WHAT YOU ARE ASKED TO DO ▸
Check every line of the entries for "화재사례", and copy the lines that hold it.

DATA SHOWN ▸
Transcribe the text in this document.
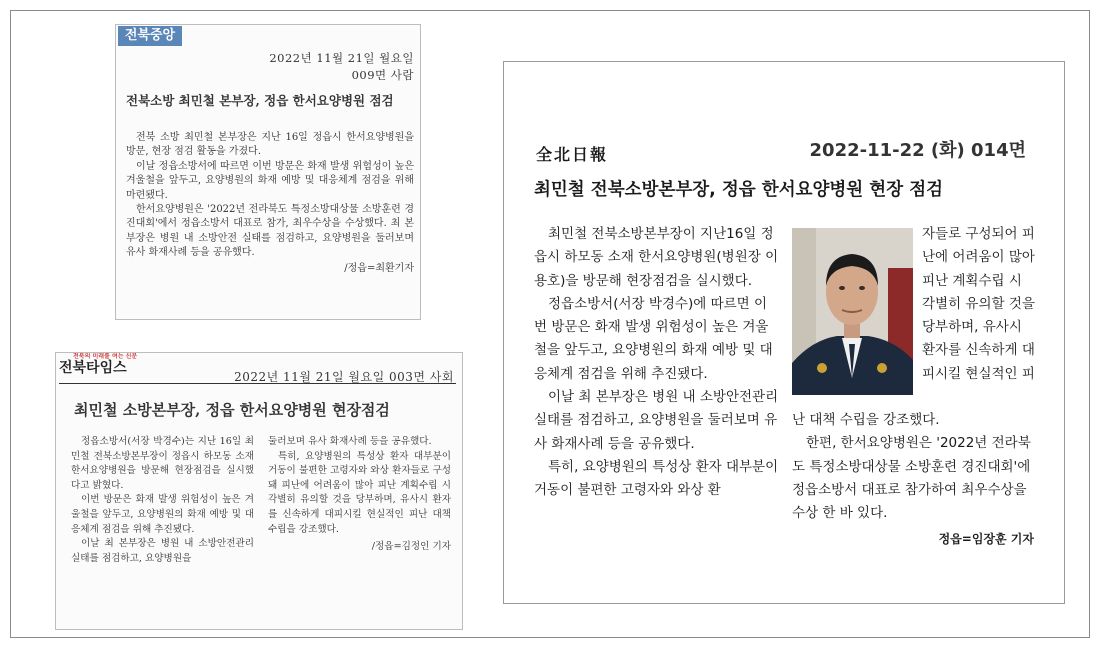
전북중앙
2022년 11월 21일 월요일
009면 사람
전북소방 최민철 본부장, 정읍 한서요양병원 점검

전북 소방 최민철 본부장은 지난 16일 정읍시 한서요양병원을 방문, 현장 점검 활동을 가졌다.

이날 정읍소방서에 따르면 이번 방문은 화재 발생 위험성이 높은 겨울철을 앞두고, 요양병원의 화재 예방 및 대응체계 점검을 위해 마련됐다.

한서요양병원은 '2022년 전라북도 특정소방대상물 소방훈련 경진대회'에서 정읍소방서 대표로 참가, 최우수상을 수상했다. 최 본부장은 병원 내 소방안전 실태를 점검하고, 요양병원을 둘러보며 유사 화재사례 등을 공유했다.

/정읍=최환기자
전북의 미래를 여는 신문
전북타임스
2022년 11월 21일 월요일 003면 사회
최민철 소방본부장, 정읍 한서요양병원 현장점검

정읍소방서(서장 박경수)는 지난 16일 최민철 전북소방본부장이 정읍시 하모동 소재 한서요양병원을 방문해 현장점검을 실시했다고 밝혔다.

이번 방문은 화재 발생 위험성이 높은 겨울철을 앞두고, 요양병원의 화재 예방 및 대응체계 점검을 위해 추진됐다.

이날 최 본부장은 병원 내 소방안전관리 실태를 점검하고, 요양병원을

둘러보며 유사 화재사례 등을 공유했다.

특히, 요양병원의 특성상 환자 대부분이 거동이 불편한 고령자와 와상 환자들로 구성돼 피난에 어려움이 많아 피난 계획수립 시 각별히 유의할 것을 당부하며, 유사시 환자를 신속하게 대피시킬 현실적인 피난 대책 수립을 강조했다.

/정읍=김정인 기자
全北日報	2022-11-22 (화) 014면
최민철 전북소방본부장, 정읍 한서요양병원 현장 점검

최민철 전북소방본부장이 지난16일 정읍시 하모동 소재 한서요양병원(병원장 이용호)을 방문해 현장점검을 실시했다.

정읍소방서(서장 박경수)에 따르면 이번 방문은 화재 발생 위험성이 높은 겨울철을 앞두고, 요양병원의 화재 예방 및 대응체계 점검을 위해 추진됐다.

이날 최 본부장은 병원 내 소방안전관리 실태를 점검하고, 요양병원을 둘러보며 유사 화재사례 등을 공유했다.

특히, 요양병원의 특성상 환자 대부분이 거동이 불편한 고령자와 와상 환

자들로 구성되어 피난에 어려움이 많아 피난 계획수립 시 각별히 유의할 것을 당부하며, 유사시 환자를 신속하게 대피시킬 현실적인 피

난 대책 수립을 강조했다.

한편, 한서요양병원은 '2022년 전라북도 특정소방대상물 소방훈련 경진대회'에 정읍소방서 대표로 참가하여 최우수상을 수상 한 바 있다.

정읍=임장훈 기자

SOLVED PROBLEM ▸
한서요양병원은 '2022년 전라북도 특정소방대상물 소방훈련 경진대회'에서 정읍소방서 대표로 참가, 최우수상을 수상했다. 최 본부장은 병원 내 소방안전 실태를 점검하고, 요양병원을 둘러보며 유사 화재사례 등을 공유했다.
둘러보며 유사 화재사례 등을 공유했다.
이날 최 본부장은 병원 내 소방안전관리 실태를 점검하고, 요양병원을 둘러보며 유사 화재사례 등을 공유했다.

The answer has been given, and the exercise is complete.